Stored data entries
BEGIN

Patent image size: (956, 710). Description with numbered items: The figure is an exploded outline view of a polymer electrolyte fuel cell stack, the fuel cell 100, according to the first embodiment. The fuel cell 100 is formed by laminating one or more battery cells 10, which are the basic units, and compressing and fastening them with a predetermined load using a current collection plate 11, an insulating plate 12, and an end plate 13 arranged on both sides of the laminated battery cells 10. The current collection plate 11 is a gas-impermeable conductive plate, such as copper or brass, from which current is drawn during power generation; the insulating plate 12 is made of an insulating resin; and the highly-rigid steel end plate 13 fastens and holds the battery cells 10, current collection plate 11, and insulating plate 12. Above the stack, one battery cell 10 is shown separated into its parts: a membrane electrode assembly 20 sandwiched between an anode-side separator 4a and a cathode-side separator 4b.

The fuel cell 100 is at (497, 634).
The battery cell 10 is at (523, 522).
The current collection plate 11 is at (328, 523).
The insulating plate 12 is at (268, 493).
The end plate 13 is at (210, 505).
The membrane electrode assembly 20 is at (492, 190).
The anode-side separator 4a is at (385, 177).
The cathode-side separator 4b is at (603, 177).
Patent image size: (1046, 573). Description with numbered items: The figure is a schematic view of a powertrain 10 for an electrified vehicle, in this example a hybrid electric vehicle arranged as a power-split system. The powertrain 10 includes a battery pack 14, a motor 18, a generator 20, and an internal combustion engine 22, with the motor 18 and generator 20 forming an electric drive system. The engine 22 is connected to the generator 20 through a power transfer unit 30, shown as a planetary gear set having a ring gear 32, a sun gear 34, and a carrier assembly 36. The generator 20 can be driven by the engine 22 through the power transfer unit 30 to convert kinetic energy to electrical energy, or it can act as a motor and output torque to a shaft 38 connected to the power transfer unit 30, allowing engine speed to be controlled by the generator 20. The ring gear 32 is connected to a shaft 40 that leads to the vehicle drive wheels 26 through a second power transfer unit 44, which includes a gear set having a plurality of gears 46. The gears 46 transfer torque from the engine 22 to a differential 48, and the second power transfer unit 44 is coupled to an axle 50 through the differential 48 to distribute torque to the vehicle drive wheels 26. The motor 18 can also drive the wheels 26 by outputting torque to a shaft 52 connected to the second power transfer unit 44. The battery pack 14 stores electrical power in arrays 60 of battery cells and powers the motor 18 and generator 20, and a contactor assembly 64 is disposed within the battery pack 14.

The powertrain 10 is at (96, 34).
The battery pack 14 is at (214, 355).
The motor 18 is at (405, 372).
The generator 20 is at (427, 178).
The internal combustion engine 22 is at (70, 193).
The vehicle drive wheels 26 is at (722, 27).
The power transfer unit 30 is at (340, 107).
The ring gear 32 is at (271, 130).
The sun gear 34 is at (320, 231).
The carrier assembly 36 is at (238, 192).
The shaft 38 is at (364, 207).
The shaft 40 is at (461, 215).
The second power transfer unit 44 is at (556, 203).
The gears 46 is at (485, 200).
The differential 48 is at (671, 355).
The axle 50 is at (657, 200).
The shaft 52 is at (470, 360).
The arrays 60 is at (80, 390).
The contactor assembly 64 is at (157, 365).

END

- [TASK BRIEF] Each record above should be output again exactly.

- [WRITTEN SOLUTION]
Patent image size: (956, 710). Description with numbered items: The figure is an exploded outline view of a polymer electrolyte fuel cell stack, the fuel cell 100, according to the first embodiment. The fuel cell 100 is formed by laminating one or more battery cells 10, which are the basic units, and compressing and fastening them with a predetermined load using a current collection plate 11, an insulating plate 12, and an end plate 13 arranged on both sides of the laminated battery cells 10. The current collection plate 11 is a gas-impermeable conductive plate, such as copper or brass, from which current is drawn during power generation; the insulating plate 12 is made of an insulating resin; and the highly-rigid steel end plate 13 fastens and holds the battery cells 10, current collection plate 11, and insulating plate 12. Above the stack, one battery cell 10 is shown separated into its parts: a membrane electrode assembly 20 sandwiched between an anode-side separator 4a and a cathode-side separator 4b.

The fuel cell 100 is at (497, 634).
The battery cell 10 is at (523, 522).
The current collection plate 11 is at (328, 523).
The insulating plate 12 is at (268, 493).
The end plate 13 is at (210, 505).
The membrane electrode assembly 20 is at (492, 190).
The anode-side separator 4a is at (385, 177).
The cathode-side separator 4b is at (603, 177).
Patent image size: (1046, 573). Description with numbered items: The figure is a schematic view of a powertrain 10 for an electrified vehicle, in this example a hybrid electric vehicle arranged as a power-split system. The powertrain 10 includes a battery pack 14, a motor 18, a generator 20, and an internal combustion engine 22, with the motor 18 and generator 20 forming an electric drive system. The engine 22 is connected to the generator 20 through a power transfer unit 30, shown as a planetary gear set having a ring gear 32, a sun gear 34, and a carrier assembly 36. The generator 20 can be driven by the engine 22 through the power transfer unit 30 to convert kinetic energy to electrical energy, or it can act as a motor and output torque to a shaft 38 connected to the power transfer unit 30, allowing engine speed to be controlled by the generator 20. The ring gear 32 is connected to a shaft 40 that leads to the vehicle drive wheels 26 through a second power transfer unit 44, which includes a gear set having a plurality of gears 46. The gears 46 transfer torque from the engine 22 to a differential 48, and the second power transfer unit 44 is coupled to an axle 50 through the differential 48 to distribute torque to the vehicle drive wheels 26. The motor 18 can also drive the wheels 26 by outputting torque to a shaft 52 connected to the second power transfer unit 44. The battery pack 14 stores electrical power in arrays 60 of battery cells and powers the motor 18 and generator 20, and a contactor assembly 64 is disposed within the battery pack 14.

The powertrain 10 is at (96, 34).
The battery pack 14 is at (214, 355).
The motor 18 is at (405, 372).
The generator 20 is at (427, 178).
The internal combustion engine 22 is at (70, 193).
The vehicle drive wheels 26 is at (722, 27).
The power transfer unit 30 is at (340, 107).
The ring gear 32 is at (271, 130).
The sun gear 34 is at (320, 231).
The carrier assembly 36 is at (238, 192).
The shaft 38 is at (364, 207).
The shaft 40 is at (461, 215).
The second power transfer unit 44 is at (556, 203).
The gears 46 is at (485, 200).
The differential 48 is at (671, 355).
The axle 50 is at (657, 200).
The shaft 52 is at (470, 360).
The arrays 60 is at (80, 390).
The contactor assembly 64 is at (157, 365).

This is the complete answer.